Transcribe every line of the listing below without any deviation.

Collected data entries
---

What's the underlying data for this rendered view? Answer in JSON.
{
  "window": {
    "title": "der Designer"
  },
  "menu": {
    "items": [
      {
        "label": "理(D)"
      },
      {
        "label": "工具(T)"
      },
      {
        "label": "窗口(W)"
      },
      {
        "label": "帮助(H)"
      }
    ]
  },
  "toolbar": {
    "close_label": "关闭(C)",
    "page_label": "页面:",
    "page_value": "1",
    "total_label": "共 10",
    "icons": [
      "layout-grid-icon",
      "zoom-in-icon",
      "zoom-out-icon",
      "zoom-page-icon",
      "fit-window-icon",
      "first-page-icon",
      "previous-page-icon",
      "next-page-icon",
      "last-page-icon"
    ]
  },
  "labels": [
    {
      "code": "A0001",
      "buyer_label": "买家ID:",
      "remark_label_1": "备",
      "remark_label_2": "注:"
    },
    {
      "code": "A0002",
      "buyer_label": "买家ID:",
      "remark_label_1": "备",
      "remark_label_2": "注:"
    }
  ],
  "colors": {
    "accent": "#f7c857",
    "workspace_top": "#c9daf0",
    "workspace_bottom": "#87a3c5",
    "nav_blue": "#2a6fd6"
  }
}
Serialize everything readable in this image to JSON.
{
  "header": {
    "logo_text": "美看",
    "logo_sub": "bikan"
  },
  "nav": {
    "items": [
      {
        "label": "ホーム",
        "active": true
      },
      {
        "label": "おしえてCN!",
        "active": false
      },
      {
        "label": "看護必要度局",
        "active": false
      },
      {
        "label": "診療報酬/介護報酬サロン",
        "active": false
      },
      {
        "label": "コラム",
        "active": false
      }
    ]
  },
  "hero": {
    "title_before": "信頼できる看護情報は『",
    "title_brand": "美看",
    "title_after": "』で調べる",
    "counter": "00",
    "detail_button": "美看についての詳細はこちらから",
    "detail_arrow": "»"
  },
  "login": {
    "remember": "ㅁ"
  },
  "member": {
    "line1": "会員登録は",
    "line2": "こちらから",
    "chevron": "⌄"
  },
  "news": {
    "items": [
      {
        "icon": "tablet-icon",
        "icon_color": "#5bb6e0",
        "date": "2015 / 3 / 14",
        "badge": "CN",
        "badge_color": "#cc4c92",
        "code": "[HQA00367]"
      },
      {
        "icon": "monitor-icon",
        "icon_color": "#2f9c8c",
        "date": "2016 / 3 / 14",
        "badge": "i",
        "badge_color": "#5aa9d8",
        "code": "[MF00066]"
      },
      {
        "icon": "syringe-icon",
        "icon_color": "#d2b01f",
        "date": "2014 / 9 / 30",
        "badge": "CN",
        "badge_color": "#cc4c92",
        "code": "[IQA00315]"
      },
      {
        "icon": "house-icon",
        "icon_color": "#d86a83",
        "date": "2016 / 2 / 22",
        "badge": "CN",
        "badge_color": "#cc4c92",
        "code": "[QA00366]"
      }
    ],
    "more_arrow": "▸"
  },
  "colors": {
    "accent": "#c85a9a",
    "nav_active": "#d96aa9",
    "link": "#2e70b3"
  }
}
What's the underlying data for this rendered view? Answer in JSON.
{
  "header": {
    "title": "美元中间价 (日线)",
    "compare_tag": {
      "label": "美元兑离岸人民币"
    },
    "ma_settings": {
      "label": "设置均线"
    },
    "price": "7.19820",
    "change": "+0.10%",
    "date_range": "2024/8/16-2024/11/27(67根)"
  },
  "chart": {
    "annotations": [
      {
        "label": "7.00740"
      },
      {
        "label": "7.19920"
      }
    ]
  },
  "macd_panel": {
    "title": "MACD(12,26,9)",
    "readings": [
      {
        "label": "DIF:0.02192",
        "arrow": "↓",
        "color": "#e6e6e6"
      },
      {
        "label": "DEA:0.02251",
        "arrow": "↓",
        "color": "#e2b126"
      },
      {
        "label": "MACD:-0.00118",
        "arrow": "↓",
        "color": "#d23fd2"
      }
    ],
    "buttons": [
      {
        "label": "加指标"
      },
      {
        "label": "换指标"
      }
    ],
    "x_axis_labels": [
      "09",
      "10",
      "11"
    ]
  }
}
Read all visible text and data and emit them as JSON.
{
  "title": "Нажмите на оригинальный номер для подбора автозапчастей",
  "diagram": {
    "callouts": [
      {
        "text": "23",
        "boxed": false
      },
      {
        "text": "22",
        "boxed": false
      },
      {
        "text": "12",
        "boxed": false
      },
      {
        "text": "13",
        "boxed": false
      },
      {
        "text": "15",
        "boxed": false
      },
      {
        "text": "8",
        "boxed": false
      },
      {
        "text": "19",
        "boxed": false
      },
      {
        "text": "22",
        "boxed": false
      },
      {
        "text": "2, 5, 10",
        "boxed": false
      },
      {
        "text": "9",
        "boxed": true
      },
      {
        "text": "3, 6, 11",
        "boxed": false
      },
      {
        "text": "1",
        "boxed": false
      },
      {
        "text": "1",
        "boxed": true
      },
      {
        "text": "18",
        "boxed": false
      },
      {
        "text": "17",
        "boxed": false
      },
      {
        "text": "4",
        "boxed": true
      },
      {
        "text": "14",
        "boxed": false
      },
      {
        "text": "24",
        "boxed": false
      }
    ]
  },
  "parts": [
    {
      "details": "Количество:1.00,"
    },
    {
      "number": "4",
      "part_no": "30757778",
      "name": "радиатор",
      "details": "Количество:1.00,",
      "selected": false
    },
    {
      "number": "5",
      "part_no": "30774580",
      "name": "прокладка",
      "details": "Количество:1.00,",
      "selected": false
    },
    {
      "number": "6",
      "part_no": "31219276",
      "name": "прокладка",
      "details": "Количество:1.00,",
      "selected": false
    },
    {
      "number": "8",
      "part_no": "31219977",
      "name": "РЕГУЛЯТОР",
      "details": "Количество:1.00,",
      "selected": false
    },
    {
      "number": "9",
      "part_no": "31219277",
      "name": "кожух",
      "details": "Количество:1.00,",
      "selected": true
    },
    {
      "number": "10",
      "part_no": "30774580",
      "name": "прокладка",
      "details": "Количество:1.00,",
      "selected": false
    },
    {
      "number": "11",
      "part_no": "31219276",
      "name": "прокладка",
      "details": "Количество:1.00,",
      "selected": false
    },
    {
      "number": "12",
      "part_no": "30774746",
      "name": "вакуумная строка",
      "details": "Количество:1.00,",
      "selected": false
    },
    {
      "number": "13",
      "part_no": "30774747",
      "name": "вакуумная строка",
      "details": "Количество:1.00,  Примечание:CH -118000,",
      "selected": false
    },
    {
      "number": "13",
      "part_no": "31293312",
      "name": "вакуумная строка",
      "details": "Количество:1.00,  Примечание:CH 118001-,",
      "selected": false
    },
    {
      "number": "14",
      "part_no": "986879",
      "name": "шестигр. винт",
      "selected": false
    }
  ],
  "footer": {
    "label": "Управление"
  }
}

---

[Correct response]
What's the underlying data for this rendered view? Answer in JSON.
{
  "window": {
    "title": "der Designer"
  },
  "menu": {
    "items": [
      {
        "label": "理(D)"
      },
      {
        "label": "工具(T)"
      },
      {
        "label": "窗口(W)"
      },
      {
        "label": "帮助(H)"
      }
    ]
  },
  "toolbar": {
    "close_label": "关闭(C)",
    "page_label": "页面:",
    "page_value": "1",
    "total_label": "共 10",
    "icons": [
      "layout-grid-icon",
      "zoom-in-icon",
      "zoom-out-icon",
      "zoom-page-icon",
      "fit-window-icon",
      "first-page-icon",
      "previous-page-icon",
      "next-page-icon",
      "last-page-icon"
    ]
  },
  "labels": [
    {
      "code": "A0001",
      "buyer_label": "买家ID:",
      "remark_label_1": "备",
      "remark_label_2": "注:"
    },
    {
      "code": "A0002",
      "buyer_label": "买家ID:",
      "remark_label_1": "备",
      "remark_label_2": "注:"
    }
  ],
  "colors": {
    "accent": "#f7c857",
    "workspace_top": "#c9daf0",
    "workspace_bottom": "#87a3c5",
    "nav_blue": "#2a6fd6"
  }
}
Serialize everything readable in this image to JSON.
{
  "header": {
    "logo_text": "美看",
    "logo_sub": "bikan"
  },
  "nav": {
    "items": [
      {
        "label": "ホーム",
        "active": true
      },
      {
        "label": "おしえてCN!",
        "active": false
      },
      {
        "label": "看護必要度局",
        "active": false
      },
      {
        "label": "診療報酬/介護報酬サロン",
        "active": false
      },
      {
        "label": "コラム",
        "active": false
      }
    ]
  },
  "hero": {
    "title_before": "信頼できる看護情報は『",
    "title_brand": "美看",
    "title_after": "』で調べる",
    "counter": "00",
    "detail_button": "美看についての詳細はこちらから",
    "detail_arrow": "»"
  },
  "login": {
    "remember": "ㅁ"
  },
  "member": {
    "line1": "会員登録は",
    "line2": "こちらから",
    "chevron": "⌄"
  },
  "news": {
    "items": [
      {
        "icon": "tablet-icon",
        "icon_color": "#5bb6e0",
        "date": "2015 / 3 / 14",
        "badge": "CN",
        "badge_color": "#cc4c92",
        "code": "[HQA00367]"
      },
      {
        "icon": "monitor-icon",
        "icon_color": "#2f9c8c",
        "date": "2016 / 3 / 14",
        "badge": "i",
        "badge_color": "#5aa9d8",
        "code": "[MF00066]"
      },
      {
        "icon": "syringe-icon",
        "icon_color": "#d2b01f",
        "date": "2014 / 9 / 30",
        "badge": "CN",
        "badge_color": "#cc4c92",
        "code": "[IQA00315]"
      },
      {
        "icon": "house-icon",
        "icon_color": "#d86a83",
        "date": "2016 / 2 / 22",
        "badge": "CN",
        "badge_color": "#cc4c92",
        "code": "[QA00366]"
      }
    ],
    "more_arrow": "▸"
  },
  "colors": {
    "accent": "#c85a9a",
    "nav_active": "#d96aa9",
    "link": "#2e70b3"
  }
}
What's the underlying data for this rendered view? Answer in JSON.
{
  "header": {
    "title": "美元中间价 (日线)",
    "compare_tag": {
      "label": "美元兑离岸人民币"
    },
    "ma_settings": {
      "label": "设置均线"
    },
    "price": "7.19820",
    "change": "+0.10%",
    "date_range": "2024/8/16-2024/11/27(67根)"
  },
  "chart": {
    "annotations": [
      {
        "label": "7.00740"
      },
      {
        "label": "7.19920"
      }
    ]
  },
  "macd_panel": {
    "title": "MACD(12,26,9)",
    "readings": [
      {
        "label": "DIF:0.02192",
        "arrow": "↓",
        "color": "#e6e6e6"
      },
      {
        "label": "DEA:0.02251",
        "arrow": "↓",
        "color": "#e2b126"
      },
      {
        "label": "MACD:-0.00118",
        "arrow": "↓",
        "color": "#d23fd2"
      }
    ],
    "buttons": [
      {
        "label": "加指标"
      },
      {
        "label": "换指标"
      }
    ],
    "x_axis_labels": [
      "09",
      "10",
      "11"
    ]
  }
}
Read all visible text and data and emit them as JSON.
{
  "title": "Нажмите на оригинальный номер для подбора автозапчастей",
  "diagram": {
    "callouts": [
      {
        "text": "23",
        "boxed": false
      },
      {
        "text": "22",
        "boxed": false
      },
      {
        "text": "12",
        "boxed": false
      },
      {
        "text": "13",
        "boxed": false
      },
      {
        "text": "15",
        "boxed": false
      },
      {
        "text": "8",
        "boxed": false
      },
      {
        "text": "19",
        "boxed": false
      },
      {
        "text": "22",
        "boxed": false
      },
      {
        "text": "2, 5, 10",
        "boxed": false
      },
      {
        "text": "9",
        "boxed": true
      },
      {
        "text": "3, 6, 11",
        "boxed": false
      },
      {
        "text": "1",
        "boxed": false
      },
      {
        "text": "1",
        "boxed": true
      },
      {
        "text": "18",
        "boxed": false
      },
      {
        "text": "17",
        "boxed": false
      },
      {
        "text": "4",
        "boxed": true
      },
      {
        "text": "14",
        "boxed": false
      },
      {
        "text": "24",
        "boxed": false
      }
    ]
  },
  "parts": [
    {
      "details": "Количество:1.00,"
    },
    {
      "number": "4",
      "part_no": "30757778",
      "name": "радиатор",
      "details": "Количество:1.00,",
      "selected": false
    },
    {
      "number": "5",
      "part_no": "30774580",
      "name": "прокладка",
      "details": "Количество:1.00,",
      "selected": false
    },
    {
      "number": "6",
      "part_no": "31219276",
      "name": "прокладка",
      "details": "Количество:1.00,",
      "selected": false
    },
    {
      "number": "8",
      "part_no": "31219977",
      "name": "РЕГУЛЯТОР",
      "details": "Количество:1.00,",
      "selected": false
    },
    {
      "number": "9",
      "part_no": "31219277",
      "name": "кожух",
      "details": "Количество:1.00,",
      "selected": true
    },
    {
      "number": "10",
      "part_no": "30774580",
      "name": "прокладка",
      "details": "Количество:1.00,",
      "selected": false
    },
    {
      "number": "11",
      "part_no": "31219276",
      "name": "прокладка",
      "details": "Количество:1.00,",
      "selected": false
    },
    {
      "number": "12",
      "part_no": "30774746",
      "name": "вакуумная строка",
      "details": "Количество:1.00,",
      "selected": false
    },
    {
      "number": "13",
      "part_no": "30774747",
      "name": "вакуумная строка",
      "details": "Количество:1.00,  Примечание:CH -118000,",
      "selected": false
    },
    {
      "number": "13",
      "part_no": "31293312",
      "name": "вакуумная строка",
      "details": "Количество:1.00,  Примечание:CH 118001-,",
      "selected": false
    },
    {
      "number": "14",
      "part_no": "986879",
      "name": "шестигр. винт",
      "selected": false
    }
  ],
  "footer": {
    "label": "Управление"
  }
}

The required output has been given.